# [Stated goal]
Leaving out the pictures, please retype each record exactly.
════════════════════
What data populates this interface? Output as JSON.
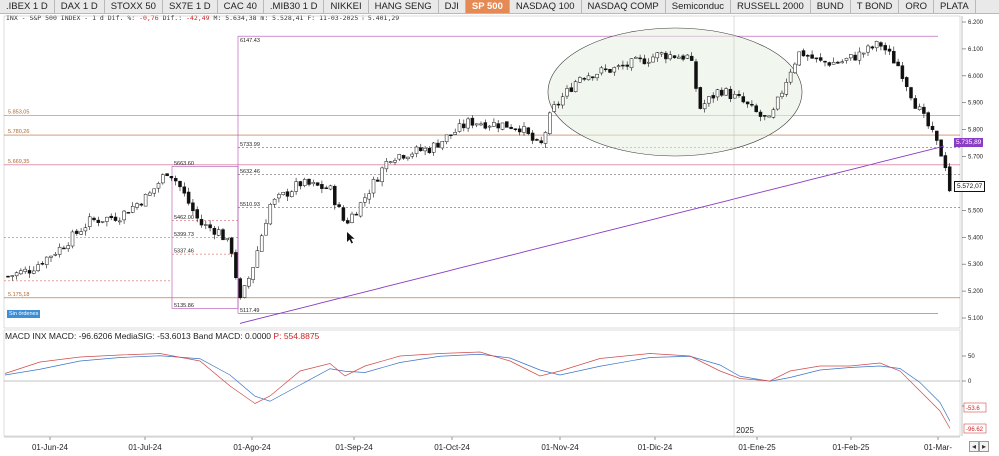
{
  "tabs": [
    ".IBEX 1 D",
    "DAX 1 D",
    "STOXX 50",
    "SX7E 1 D",
    "CAC 40",
    ".MIB30 1 D",
    "NIKKEI",
    "HANG SENG",
    "DJI",
    "SP 500",
    "NASDAQ 100",
    "NASDAQ COMP",
    "Semiconduc",
    "RUSSELL 2000",
    "BUND",
    "T BOND",
    "ORO",
    "PLATA"
  ],
  "active_tab": "SP 500",
  "info_line": {
    "prefix": "INX - S&P 500 INDEX - 1 d Dif. %:",
    "pct": "-0,76",
    "diff_label": "Dif.:",
    "diff": "-42,49",
    "rest": "M: 5.634,38 m: 5.528,41 F: 11-03-2025 ⁞ 5.401,29"
  },
  "chart_data": {
    "type": "candlestick",
    "ylim": [
      5080,
      6220
    ],
    "y_ticks": [
      "6.200",
      "6.100",
      "6.000",
      "5.900",
      "5.800",
      "5.700",
      "5.600",
      "5.500",
      "5.400",
      "5.300",
      "5.200",
      "5.100"
    ],
    "x_labels": [
      "01-Jun-24",
      "01-Jul-24",
      "01-Ago-24",
      "01-Sep-24",
      "01-Oct-24",
      "01-Nov-24",
      "01-Dic-24",
      "01-Ene-25",
      "01-Feb-25",
      "01-Mar-"
    ],
    "year_label": "2025",
    "left_levels": [
      "5.853,05",
      "5.780,26",
      "5.669,35",
      "5.175,18"
    ],
    "fib_levels": [
      "6147.43",
      "5733.99",
      "5632.46",
      "5510.93",
      "5663.60",
      "5462.00",
      "5399.73",
      "5337.46",
      "5135.86",
      "5117.49"
    ],
    "price_tags": {
      "sma": "5.735,89",
      "last": "5.572,07"
    },
    "macd_axis": [
      "50",
      "0",
      "-50"
    ],
    "macd_tags": [
      "-53.6",
      "-96.62"
    ]
  },
  "macd_header": {
    "title": "MACD INX MACD:",
    "macd": "-96.6206",
    "medsig": "MediaSIG: -53.6013",
    "band": "Band MACD: 0.0000",
    "p": "P: 554.8875"
  },
  "orders_badge": "Sin órdenes",
  "colors": {
    "up": "#ffffff",
    "down": "#111111",
    "sma": "#8a3cc4",
    "macd": "#d14a4a",
    "signal": "#3a74c9",
    "tab_active": "#e58a55"
  }
}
════════════════════
# [Output of the exercise]
What data populates this interface? Output as JSON.
{
  "tabs": [
    ".IBEX 1 D",
    "DAX 1 D",
    "STOXX 50",
    "SX7E 1 D",
    "CAC 40",
    ".MIB30 1 D",
    "NIKKEI",
    "HANG SENG",
    "DJI",
    "SP 500",
    "NASDAQ 100",
    "NASDAQ COMP",
    "Semiconduc",
    "RUSSELL 2000",
    "BUND",
    "T BOND",
    "ORO",
    "PLATA"
  ],
  "active_tab": "SP 500",
  "info_line": {
    "prefix": "INX - S&P 500 INDEX - 1 d Dif. %:",
    "pct": "-0,76",
    "diff_label": "Dif.:",
    "diff": "-42,49",
    "rest": "M: 5.634,38 m: 5.528,41 F: 11-03-2025 ⁞ 5.401,29"
  },
  "chart_data": {
    "type": "candlestick",
    "ylim": [
      5080,
      6220
    ],
    "y_ticks": [
      "6.200",
      "6.100",
      "6.000",
      "5.900",
      "5.800",
      "5.700",
      "5.600",
      "5.500",
      "5.400",
      "5.300",
      "5.200",
      "5.100"
    ],
    "x_labels": [
      "01-Jun-24",
      "01-Jul-24",
      "01-Ago-24",
      "01-Sep-24",
      "01-Oct-24",
      "01-Nov-24",
      "01-Dic-24",
      "01-Ene-25",
      "01-Feb-25",
      "01-Mar-"
    ],
    "year_label": "2025",
    "left_levels": [
      "5.853,05",
      "5.780,26",
      "5.669,35",
      "5.175,18"
    ],
    "fib_levels": [
      "6147.43",
      "5733.99",
      "5632.46",
      "5510.93",
      "5663.60",
      "5462.00",
      "5399.73",
      "5337.46",
      "5135.86",
      "5117.49"
    ],
    "price_tags": {
      "sma": "5.735,89",
      "last": "5.572,07"
    },
    "macd_axis": [
      "50",
      "0",
      "-50"
    ],
    "macd_tags": [
      "-53.6",
      "-96.62"
    ]
  },
  "macd_header": {
    "title": "MACD INX MACD:",
    "macd": "-96.6206",
    "medsig": "MediaSIG: -53.6013",
    "band": "Band MACD: 0.0000",
    "p": "P: 554.8875"
  },
  "orders_badge": "Sin órdenes",
  "colors": {
    "up": "#ffffff",
    "down": "#111111",
    "sma": "#8a3cc4",
    "macd": "#d14a4a",
    "signal": "#3a74c9",
    "tab_active": "#e58a55"
  }
}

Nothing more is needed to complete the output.